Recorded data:
━━━━━━━━━━━━━━━━━━━━━━━━━━━━━━

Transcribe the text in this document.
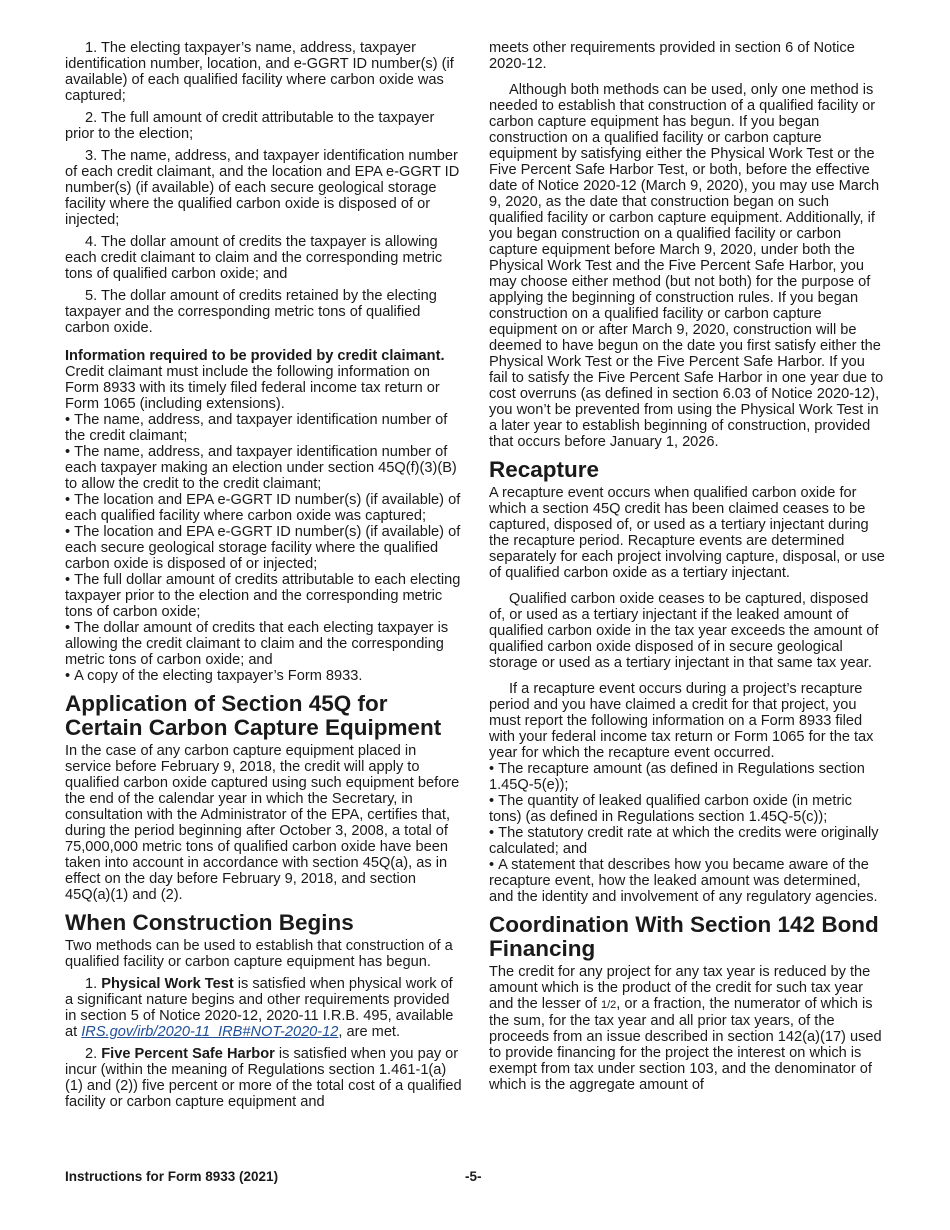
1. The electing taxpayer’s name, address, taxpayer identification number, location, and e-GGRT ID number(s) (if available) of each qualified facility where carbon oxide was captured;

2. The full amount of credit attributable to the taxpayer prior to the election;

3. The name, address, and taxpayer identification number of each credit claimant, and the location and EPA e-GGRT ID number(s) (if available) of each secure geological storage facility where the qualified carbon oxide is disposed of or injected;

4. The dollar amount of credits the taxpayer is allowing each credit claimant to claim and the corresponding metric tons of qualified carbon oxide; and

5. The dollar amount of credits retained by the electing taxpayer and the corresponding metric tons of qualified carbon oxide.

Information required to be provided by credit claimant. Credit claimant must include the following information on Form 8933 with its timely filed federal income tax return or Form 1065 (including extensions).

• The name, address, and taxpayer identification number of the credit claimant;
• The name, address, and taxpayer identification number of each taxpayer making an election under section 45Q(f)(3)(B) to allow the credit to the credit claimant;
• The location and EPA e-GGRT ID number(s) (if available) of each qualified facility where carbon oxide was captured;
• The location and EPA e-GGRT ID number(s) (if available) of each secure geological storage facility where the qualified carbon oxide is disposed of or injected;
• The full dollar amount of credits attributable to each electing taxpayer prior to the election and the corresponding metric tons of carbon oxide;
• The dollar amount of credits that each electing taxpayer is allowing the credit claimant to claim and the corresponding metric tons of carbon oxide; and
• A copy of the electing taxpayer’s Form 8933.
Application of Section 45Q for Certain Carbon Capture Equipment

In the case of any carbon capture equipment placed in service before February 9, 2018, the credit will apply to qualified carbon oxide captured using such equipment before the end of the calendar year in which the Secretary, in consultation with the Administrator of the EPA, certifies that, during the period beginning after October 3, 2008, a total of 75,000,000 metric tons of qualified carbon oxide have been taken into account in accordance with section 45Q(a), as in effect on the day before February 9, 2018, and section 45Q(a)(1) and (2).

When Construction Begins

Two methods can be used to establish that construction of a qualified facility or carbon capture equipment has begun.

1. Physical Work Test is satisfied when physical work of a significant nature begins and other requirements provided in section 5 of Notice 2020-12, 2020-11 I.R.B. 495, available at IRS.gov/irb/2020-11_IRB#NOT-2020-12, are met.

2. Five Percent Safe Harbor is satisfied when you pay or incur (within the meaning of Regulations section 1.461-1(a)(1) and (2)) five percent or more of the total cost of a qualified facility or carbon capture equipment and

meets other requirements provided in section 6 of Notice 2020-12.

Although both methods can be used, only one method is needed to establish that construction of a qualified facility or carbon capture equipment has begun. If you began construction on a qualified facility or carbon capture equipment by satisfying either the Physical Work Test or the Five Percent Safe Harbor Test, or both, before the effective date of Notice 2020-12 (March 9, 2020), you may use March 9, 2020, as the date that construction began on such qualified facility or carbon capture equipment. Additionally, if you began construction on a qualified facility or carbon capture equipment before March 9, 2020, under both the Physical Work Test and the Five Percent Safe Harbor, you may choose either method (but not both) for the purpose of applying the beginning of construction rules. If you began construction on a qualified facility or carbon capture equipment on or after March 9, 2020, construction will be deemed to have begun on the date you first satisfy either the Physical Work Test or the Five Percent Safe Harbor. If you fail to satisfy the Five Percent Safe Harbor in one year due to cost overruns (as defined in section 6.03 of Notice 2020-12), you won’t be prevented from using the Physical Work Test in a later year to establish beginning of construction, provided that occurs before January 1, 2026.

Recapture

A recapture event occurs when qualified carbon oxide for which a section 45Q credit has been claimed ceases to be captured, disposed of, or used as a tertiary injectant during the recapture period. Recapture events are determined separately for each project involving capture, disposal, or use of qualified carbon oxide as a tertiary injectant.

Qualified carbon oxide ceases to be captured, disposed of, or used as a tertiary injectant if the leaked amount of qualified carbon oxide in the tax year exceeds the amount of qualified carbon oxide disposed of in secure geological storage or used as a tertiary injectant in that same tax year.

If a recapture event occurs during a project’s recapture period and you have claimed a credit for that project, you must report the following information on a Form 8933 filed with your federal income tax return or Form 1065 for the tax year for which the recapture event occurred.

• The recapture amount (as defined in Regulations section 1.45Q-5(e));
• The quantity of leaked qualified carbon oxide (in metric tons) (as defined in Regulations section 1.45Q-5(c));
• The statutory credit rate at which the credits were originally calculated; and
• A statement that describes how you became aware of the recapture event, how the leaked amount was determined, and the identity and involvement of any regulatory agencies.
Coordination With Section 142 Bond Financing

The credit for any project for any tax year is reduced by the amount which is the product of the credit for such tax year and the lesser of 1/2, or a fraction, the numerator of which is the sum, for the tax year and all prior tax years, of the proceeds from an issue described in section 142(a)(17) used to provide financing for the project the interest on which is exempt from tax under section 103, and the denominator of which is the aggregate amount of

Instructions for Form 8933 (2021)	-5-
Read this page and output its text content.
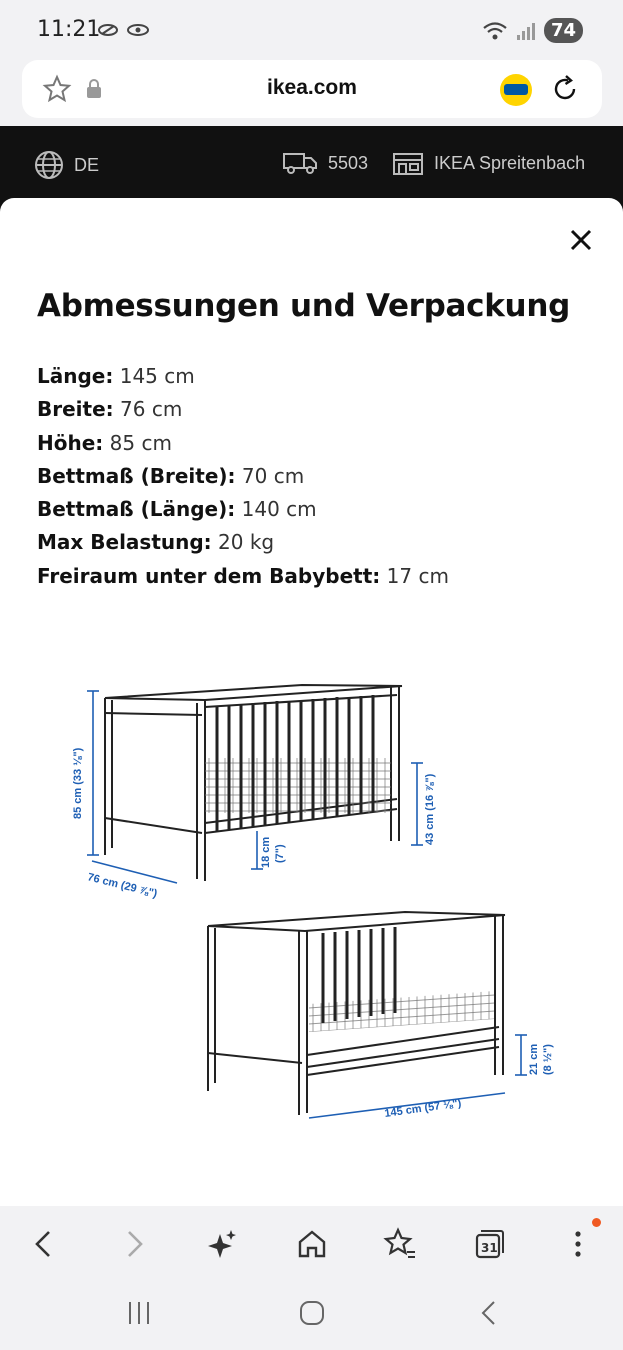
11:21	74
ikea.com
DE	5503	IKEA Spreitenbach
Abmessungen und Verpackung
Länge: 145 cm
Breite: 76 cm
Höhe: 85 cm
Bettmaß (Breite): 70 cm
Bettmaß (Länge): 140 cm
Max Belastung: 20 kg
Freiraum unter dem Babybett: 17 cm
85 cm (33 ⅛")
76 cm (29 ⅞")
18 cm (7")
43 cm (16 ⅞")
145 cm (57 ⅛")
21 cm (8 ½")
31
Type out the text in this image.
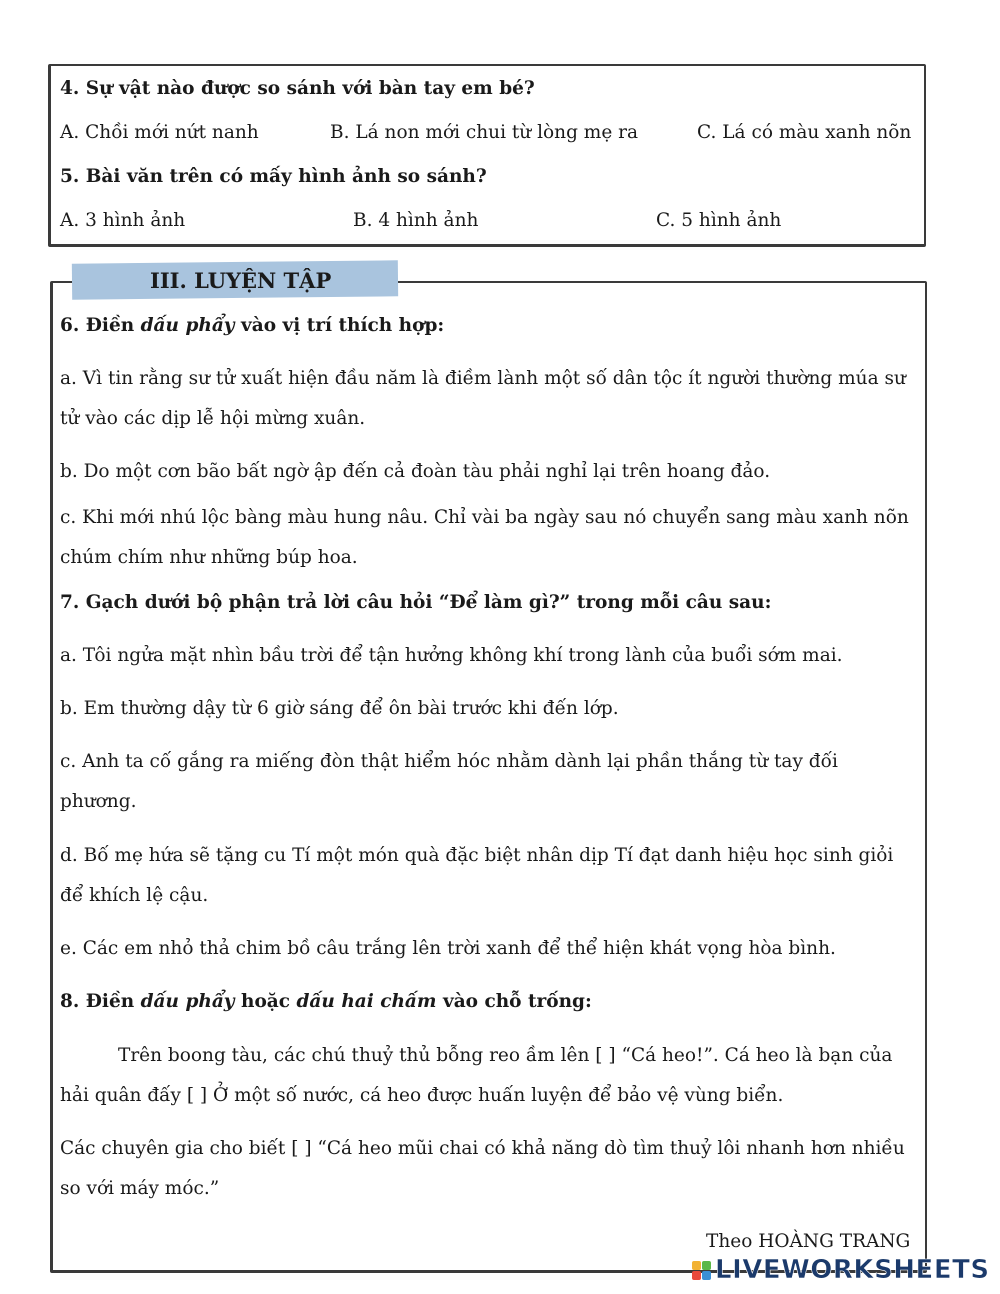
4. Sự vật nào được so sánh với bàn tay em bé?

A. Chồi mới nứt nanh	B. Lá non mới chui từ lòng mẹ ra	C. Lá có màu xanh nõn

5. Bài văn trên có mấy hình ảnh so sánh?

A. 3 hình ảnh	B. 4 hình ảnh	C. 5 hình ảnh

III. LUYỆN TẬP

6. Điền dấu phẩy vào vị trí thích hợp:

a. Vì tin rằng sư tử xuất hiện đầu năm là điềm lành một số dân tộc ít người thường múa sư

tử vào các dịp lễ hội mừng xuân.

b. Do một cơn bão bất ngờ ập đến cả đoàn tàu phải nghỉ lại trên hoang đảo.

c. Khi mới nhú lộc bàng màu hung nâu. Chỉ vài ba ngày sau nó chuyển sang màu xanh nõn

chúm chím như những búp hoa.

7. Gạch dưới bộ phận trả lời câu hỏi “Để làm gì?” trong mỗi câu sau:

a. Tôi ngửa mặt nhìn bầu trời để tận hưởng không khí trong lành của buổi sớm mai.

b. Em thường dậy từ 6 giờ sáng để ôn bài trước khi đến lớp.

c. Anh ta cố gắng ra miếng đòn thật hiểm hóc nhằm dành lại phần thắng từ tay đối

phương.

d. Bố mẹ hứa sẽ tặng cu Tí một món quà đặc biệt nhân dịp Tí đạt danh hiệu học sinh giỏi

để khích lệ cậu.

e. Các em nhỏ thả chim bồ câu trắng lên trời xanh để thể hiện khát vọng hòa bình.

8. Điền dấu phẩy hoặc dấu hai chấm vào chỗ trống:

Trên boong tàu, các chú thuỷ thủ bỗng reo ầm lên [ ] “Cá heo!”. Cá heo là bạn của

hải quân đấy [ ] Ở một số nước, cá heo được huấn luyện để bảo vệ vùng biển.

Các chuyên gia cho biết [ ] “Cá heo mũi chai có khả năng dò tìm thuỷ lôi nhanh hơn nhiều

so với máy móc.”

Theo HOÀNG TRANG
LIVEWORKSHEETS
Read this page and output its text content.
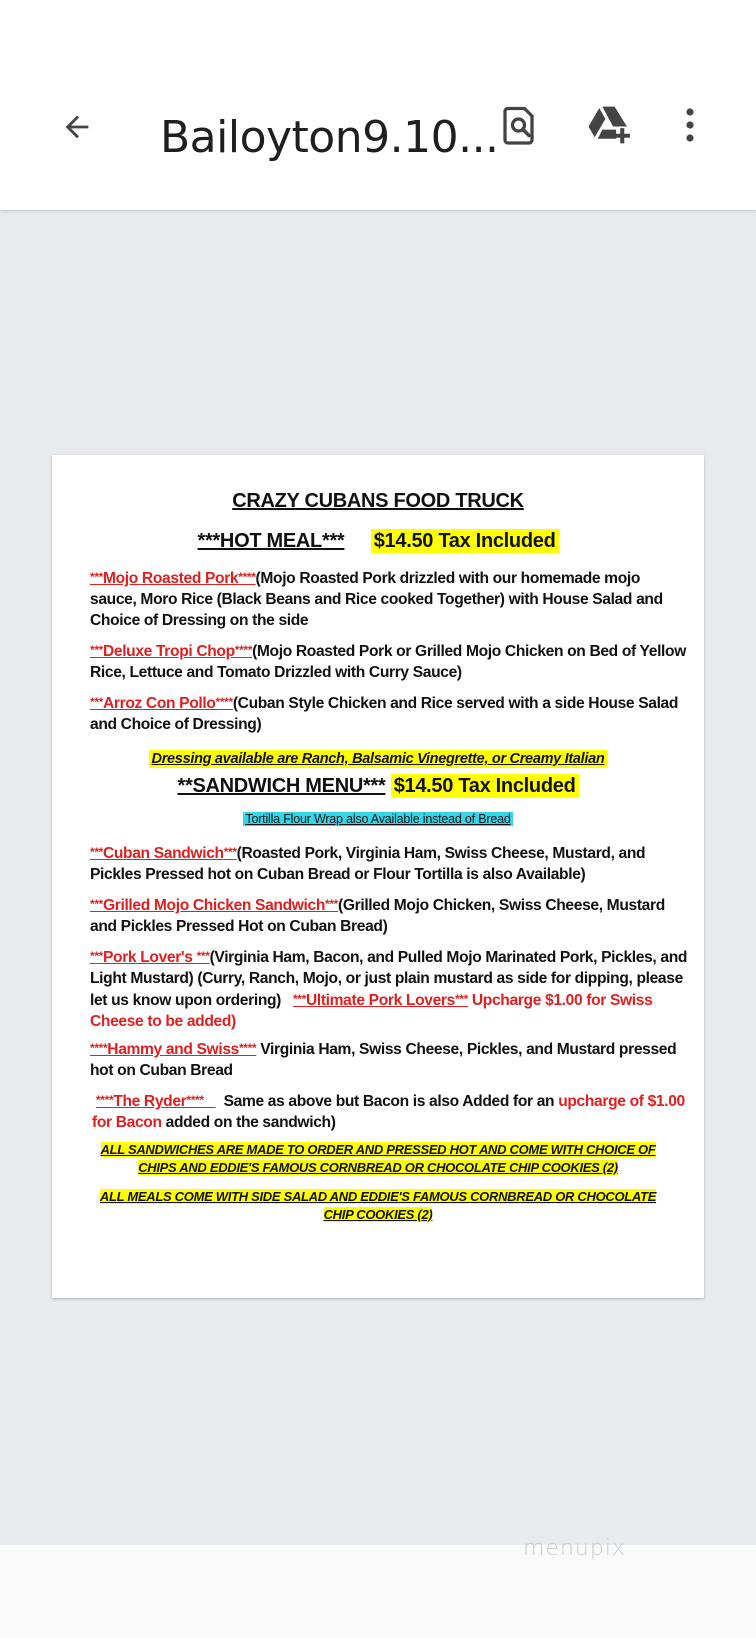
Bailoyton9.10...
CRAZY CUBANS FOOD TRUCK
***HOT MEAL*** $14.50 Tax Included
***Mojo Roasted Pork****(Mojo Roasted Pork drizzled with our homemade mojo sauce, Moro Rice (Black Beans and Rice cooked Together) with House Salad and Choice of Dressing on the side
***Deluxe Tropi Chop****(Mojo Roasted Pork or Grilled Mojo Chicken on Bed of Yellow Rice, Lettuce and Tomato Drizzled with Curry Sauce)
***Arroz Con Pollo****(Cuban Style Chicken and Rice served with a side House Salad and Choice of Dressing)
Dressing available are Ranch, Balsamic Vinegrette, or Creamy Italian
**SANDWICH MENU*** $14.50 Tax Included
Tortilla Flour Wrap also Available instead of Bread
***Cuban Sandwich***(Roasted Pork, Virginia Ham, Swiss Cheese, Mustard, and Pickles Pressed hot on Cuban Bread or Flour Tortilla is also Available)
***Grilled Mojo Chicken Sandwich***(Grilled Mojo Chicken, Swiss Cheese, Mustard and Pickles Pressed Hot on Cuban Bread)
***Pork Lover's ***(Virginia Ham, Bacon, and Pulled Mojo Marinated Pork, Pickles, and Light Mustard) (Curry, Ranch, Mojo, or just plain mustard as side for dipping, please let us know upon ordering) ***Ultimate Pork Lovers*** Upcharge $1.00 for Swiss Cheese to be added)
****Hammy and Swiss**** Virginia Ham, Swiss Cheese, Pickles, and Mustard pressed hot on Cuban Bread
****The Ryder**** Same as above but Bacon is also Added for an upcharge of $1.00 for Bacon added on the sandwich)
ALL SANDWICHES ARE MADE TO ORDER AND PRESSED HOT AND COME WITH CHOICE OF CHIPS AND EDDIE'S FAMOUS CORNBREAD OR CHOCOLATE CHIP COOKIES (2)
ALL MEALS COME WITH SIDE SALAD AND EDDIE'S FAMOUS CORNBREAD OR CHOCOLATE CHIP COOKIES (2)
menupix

━━━━━━━━━━━━━━━━━━━━━━━━━━━━━━

**Exercise instructions:** Select the lines that carry the string "added" and copy them.

**Exercise output:**
***Pork Lover's ***(Virginia Ham, Bacon, and Pulled Mojo Marinated Pork, Pickles, and Light Mustard) (Curry, Ranch, Mojo, or just plain mustard as side for dipping, please let us know upon ordering) ***Ultimate Pork Lovers*** Upcharge $1.00 for Swiss Cheese to be added)
****The Ryder**** Same as above but Bacon is also Added for an upcharge of $1.00 for Bacon added on the sandwich)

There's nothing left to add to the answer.